Task instructions — The listing below is to be output in its exact form.

Listing —
** BEGIN **
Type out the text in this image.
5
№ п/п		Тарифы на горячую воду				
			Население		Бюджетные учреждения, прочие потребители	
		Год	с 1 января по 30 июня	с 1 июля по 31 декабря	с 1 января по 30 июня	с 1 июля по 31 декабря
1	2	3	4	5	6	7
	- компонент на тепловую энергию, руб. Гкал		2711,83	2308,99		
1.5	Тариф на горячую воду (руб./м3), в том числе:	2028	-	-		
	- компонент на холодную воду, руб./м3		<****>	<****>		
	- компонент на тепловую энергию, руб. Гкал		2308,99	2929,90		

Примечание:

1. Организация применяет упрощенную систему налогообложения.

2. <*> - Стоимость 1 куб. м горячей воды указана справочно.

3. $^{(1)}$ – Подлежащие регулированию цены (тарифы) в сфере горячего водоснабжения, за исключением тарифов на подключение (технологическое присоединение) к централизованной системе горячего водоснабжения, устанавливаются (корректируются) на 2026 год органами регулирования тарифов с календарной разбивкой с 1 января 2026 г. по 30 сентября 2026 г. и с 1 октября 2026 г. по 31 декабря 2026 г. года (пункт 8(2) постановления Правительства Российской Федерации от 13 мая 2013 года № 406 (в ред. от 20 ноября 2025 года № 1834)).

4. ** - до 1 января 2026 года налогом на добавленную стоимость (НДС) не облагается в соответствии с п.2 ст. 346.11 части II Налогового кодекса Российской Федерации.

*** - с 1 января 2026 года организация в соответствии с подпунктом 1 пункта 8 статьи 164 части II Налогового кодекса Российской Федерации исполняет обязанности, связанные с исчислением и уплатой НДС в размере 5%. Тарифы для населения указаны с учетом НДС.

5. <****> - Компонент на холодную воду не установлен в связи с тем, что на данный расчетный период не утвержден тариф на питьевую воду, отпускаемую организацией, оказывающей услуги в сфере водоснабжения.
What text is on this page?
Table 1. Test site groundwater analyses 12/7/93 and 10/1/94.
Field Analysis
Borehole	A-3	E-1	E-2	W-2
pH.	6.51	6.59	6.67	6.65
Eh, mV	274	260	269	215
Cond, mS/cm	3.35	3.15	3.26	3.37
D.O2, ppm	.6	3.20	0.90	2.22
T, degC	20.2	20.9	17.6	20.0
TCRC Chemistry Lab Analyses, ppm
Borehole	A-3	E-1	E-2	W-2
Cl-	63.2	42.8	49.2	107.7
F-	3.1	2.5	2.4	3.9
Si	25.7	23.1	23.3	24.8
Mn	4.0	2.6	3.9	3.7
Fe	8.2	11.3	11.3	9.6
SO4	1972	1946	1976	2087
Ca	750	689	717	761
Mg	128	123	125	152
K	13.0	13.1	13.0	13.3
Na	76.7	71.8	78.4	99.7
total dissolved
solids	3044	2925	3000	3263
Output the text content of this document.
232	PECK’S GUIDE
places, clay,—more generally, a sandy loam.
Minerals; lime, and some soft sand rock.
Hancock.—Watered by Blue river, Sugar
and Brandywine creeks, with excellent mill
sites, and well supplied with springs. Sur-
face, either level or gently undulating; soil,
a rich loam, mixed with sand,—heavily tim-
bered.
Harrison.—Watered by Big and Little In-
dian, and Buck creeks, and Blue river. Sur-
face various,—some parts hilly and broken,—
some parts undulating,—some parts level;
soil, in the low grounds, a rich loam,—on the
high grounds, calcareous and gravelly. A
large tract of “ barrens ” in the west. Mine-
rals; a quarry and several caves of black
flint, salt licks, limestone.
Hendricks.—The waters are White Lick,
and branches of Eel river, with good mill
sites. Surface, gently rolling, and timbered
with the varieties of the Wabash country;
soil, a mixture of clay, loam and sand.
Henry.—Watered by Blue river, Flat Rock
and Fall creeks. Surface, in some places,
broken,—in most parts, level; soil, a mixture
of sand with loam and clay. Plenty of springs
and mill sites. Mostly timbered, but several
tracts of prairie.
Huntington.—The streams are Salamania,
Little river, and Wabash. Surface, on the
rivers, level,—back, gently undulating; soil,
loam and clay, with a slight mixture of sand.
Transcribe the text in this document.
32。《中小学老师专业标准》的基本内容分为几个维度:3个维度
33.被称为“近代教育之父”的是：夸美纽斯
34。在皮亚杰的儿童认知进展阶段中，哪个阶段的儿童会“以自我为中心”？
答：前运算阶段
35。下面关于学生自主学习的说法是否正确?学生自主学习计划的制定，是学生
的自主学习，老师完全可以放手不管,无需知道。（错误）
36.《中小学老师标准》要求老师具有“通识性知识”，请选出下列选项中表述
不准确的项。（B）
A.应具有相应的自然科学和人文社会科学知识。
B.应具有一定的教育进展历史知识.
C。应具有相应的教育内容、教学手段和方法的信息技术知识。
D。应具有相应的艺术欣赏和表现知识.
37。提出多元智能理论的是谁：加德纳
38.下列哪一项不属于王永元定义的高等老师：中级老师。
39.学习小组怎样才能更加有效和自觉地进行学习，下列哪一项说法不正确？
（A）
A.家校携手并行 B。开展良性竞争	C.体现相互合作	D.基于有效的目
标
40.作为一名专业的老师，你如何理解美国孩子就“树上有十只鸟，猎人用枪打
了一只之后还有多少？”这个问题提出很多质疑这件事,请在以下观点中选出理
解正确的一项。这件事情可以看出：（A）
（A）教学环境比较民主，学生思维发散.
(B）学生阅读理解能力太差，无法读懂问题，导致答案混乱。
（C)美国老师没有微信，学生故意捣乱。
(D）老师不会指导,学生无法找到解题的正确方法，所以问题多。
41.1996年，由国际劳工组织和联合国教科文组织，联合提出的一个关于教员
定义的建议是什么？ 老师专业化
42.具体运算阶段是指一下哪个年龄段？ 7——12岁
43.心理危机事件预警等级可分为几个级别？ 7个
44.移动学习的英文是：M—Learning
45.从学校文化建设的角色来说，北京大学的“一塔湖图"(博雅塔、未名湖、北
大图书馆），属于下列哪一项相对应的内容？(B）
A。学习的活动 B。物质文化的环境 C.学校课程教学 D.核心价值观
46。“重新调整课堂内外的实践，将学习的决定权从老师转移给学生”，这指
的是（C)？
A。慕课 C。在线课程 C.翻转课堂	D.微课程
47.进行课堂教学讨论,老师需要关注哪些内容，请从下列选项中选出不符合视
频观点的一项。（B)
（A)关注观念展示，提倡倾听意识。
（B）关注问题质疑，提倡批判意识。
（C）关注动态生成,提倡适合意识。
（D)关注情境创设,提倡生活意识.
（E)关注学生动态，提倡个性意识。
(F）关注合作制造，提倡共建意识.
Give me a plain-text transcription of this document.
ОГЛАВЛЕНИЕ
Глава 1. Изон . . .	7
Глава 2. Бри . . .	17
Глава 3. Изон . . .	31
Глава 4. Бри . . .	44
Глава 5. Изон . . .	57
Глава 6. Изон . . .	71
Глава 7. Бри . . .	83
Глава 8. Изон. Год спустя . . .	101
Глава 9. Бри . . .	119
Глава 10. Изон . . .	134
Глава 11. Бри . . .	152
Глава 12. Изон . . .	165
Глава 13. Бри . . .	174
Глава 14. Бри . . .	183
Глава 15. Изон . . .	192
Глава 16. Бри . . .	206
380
** END **
The solution —
Type out the text in this image.
5
№ п/п		Тарифы на горячую воду				
			Население		Бюджетные учреждения, прочие потребители	
		Год	с 1 января по 30 июня	с 1 июля по 31 декабря	с 1 января по 30 июня	с 1 июля по 31 декабря
1	2	3	4	5	6	7
	- компонент на тепловую энергию, руб. Гкал		2711,83	2308,99		
1.5	Тариф на горячую воду (руб./м3), в том числе:	2028	-	-		
	- компонент на холодную воду, руб./м3		<****>	<****>		
	- компонент на тепловую энергию, руб. Гкал		2308,99	2929,90		

Примечание:

1. Организация применяет упрощенную систему налогообложения.

2. <*> - Стоимость 1 куб. м горячей воды указана справочно.

3. $^{(1)}$ – Подлежащие регулированию цены (тарифы) в сфере горячего водоснабжения, за исключением тарифов на подключение (технологическое присоединение) к централизованной системе горячего водоснабжения, устанавливаются (корректируются) на 2026 год органами регулирования тарифов с календарной разбивкой с 1 января 2026 г. по 30 сентября 2026 г. и с 1 октября 2026 г. по 31 декабря 2026 г. года (пункт 8(2) постановления Правительства Российской Федерации от 13 мая 2013 года № 406 (в ред. от 20 ноября 2025 года № 1834)).

4. ** - до 1 января 2026 года налогом на добавленную стоимость (НДС) не облагается в соответствии с п.2 ст. 346.11 части II Налогового кодекса Российской Федерации.

*** - с 1 января 2026 года организация в соответствии с подпунктом 1 пункта 8 статьи 164 части II Налогового кодекса Российской Федерации исполняет обязанности, связанные с исчислением и уплатой НДС в размере 5%. Тарифы для населения указаны с учетом НДС.

5. <****> - Компонент на холодную воду не установлен в связи с тем, что на данный расчетный период не утвержден тариф на питьевую воду, отпускаемую организацией, оказывающей услуги в сфере водоснабжения.
What text is on this page?
Table 1. Test site groundwater analyses 12/7/93 and 10/1/94.
Field Analysis
Borehole	A-3	E-1	E-2	W-2
pH.	6.51	6.59	6.67	6.65
Eh, mV	274	260	269	215
Cond, mS/cm	3.35	3.15	3.26	3.37
D.O2, ppm	.6	3.20	0.90	2.22
T, degC	20.2	20.9	17.6	20.0
TCRC Chemistry Lab Analyses, ppm
Borehole	A-3	E-1	E-2	W-2
Cl-	63.2	42.8	49.2	107.7
F-	3.1	2.5	2.4	3.9
Si	25.7	23.1	23.3	24.8
Mn	4.0	2.6	3.9	3.7
Fe	8.2	11.3	11.3	9.6
SO4	1972	1946	1976	2087
Ca	750	689	717	761
Mg	128	123	125	152
K	13.0	13.1	13.0	13.3
Na	76.7	71.8	78.4	99.7
total dissolved
solids	3044	2925	3000	3263
Output the text content of this document.
232	PECK’S GUIDE
places, clay,—more generally, a sandy loam.
Minerals; lime, and some soft sand rock.
Hancock.—Watered by Blue river, Sugar
and Brandywine creeks, with excellent mill
sites, and well supplied with springs. Sur-
face, either level or gently undulating; soil,
a rich loam, mixed with sand,—heavily tim-
bered.
Harrison.—Watered by Big and Little In-
dian, and Buck creeks, and Blue river. Sur-
face various,—some parts hilly and broken,—
some parts undulating,—some parts level;
soil, in the low grounds, a rich loam,—on the
high grounds, calcareous and gravelly. A
large tract of “ barrens ” in the west. Mine-
rals; a quarry and several caves of black
flint, salt licks, limestone.
Hendricks.—The waters are White Lick,
and branches of Eel river, with good mill
sites. Surface, gently rolling, and timbered
with the varieties of the Wabash country;
soil, a mixture of clay, loam and sand.
Henry.—Watered by Blue river, Flat Rock
and Fall creeks. Surface, in some places,
broken,—in most parts, level; soil, a mixture
of sand with loam and clay. Plenty of springs
and mill sites. Mostly timbered, but several
tracts of prairie.
Huntington.—The streams are Salamania,
Little river, and Wabash. Surface, on the
rivers, level,—back, gently undulating; soil,
loam and clay, with a slight mixture of sand.
Transcribe the text in this document.
32。《中小学老师专业标准》的基本内容分为几个维度:3个维度
33.被称为“近代教育之父”的是：夸美纽斯
34。在皮亚杰的儿童认知进展阶段中，哪个阶段的儿童会“以自我为中心”？
答：前运算阶段
35。下面关于学生自主学习的说法是否正确?学生自主学习计划的制定，是学生
的自主学习，老师完全可以放手不管,无需知道。（错误）
36.《中小学老师标准》要求老师具有“通识性知识”，请选出下列选项中表述
不准确的项。（B）
A.应具有相应的自然科学和人文社会科学知识。
B.应具有一定的教育进展历史知识.
C。应具有相应的教育内容、教学手段和方法的信息技术知识。
D。应具有相应的艺术欣赏和表现知识.
37。提出多元智能理论的是谁：加德纳
38.下列哪一项不属于王永元定义的高等老师：中级老师。
39.学习小组怎样才能更加有效和自觉地进行学习，下列哪一项说法不正确？
（A）
A.家校携手并行 B。开展良性竞争	C.体现相互合作	D.基于有效的目
标
40.作为一名专业的老师，你如何理解美国孩子就“树上有十只鸟，猎人用枪打
了一只之后还有多少？”这个问题提出很多质疑这件事,请在以下观点中选出理
解正确的一项。这件事情可以看出：（A）
（A）教学环境比较民主，学生思维发散.
(B）学生阅读理解能力太差，无法读懂问题，导致答案混乱。
（C)美国老师没有微信，学生故意捣乱。
(D）老师不会指导,学生无法找到解题的正确方法，所以问题多。
41.1996年，由国际劳工组织和联合国教科文组织，联合提出的一个关于教员
定义的建议是什么？ 老师专业化
42.具体运算阶段是指一下哪个年龄段？ 7——12岁
43.心理危机事件预警等级可分为几个级别？ 7个
44.移动学习的英文是：M—Learning
45.从学校文化建设的角色来说，北京大学的“一塔湖图"(博雅塔、未名湖、北
大图书馆），属于下列哪一项相对应的内容？(B）
A。学习的活动 B。物质文化的环境 C.学校课程教学 D.核心价值观
46。“重新调整课堂内外的实践，将学习的决定权从老师转移给学生”，这指
的是（C)？
A。慕课 C。在线课程 C.翻转课堂	D.微课程
47.进行课堂教学讨论,老师需要关注哪些内容，请从下列选项中选出不符合视
频观点的一项。（B)
（A)关注观念展示，提倡倾听意识。
（B）关注问题质疑，提倡批判意识。
（C）关注动态生成,提倡适合意识。
（D)关注情境创设,提倡生活意识.
（E)关注学生动态，提倡个性意识。
(F）关注合作制造，提倡共建意识.
Give me a plain-text transcription of this document.
ОГЛАВЛЕНИЕ
Глава 1. Изон . . .	7
Глава 2. Бри . . .	17
Глава 3. Изон . . .	31
Глава 4. Бри . . .	44
Глава 5. Изон . . .	57
Глава 6. Изон . . .	71
Глава 7. Бри . . .	83
Глава 8. Изон. Год спустя . . .	101
Глава 9. Бри . . .	119
Глава 10. Изон . . .	134
Глава 11. Бри . . .	152
Глава 12. Изон . . .	165
Глава 13. Бри . . .	174
Глава 14. Бри . . .	183
Глава 15. Изон . . .	192
Глава 16. Бри . . .	206
380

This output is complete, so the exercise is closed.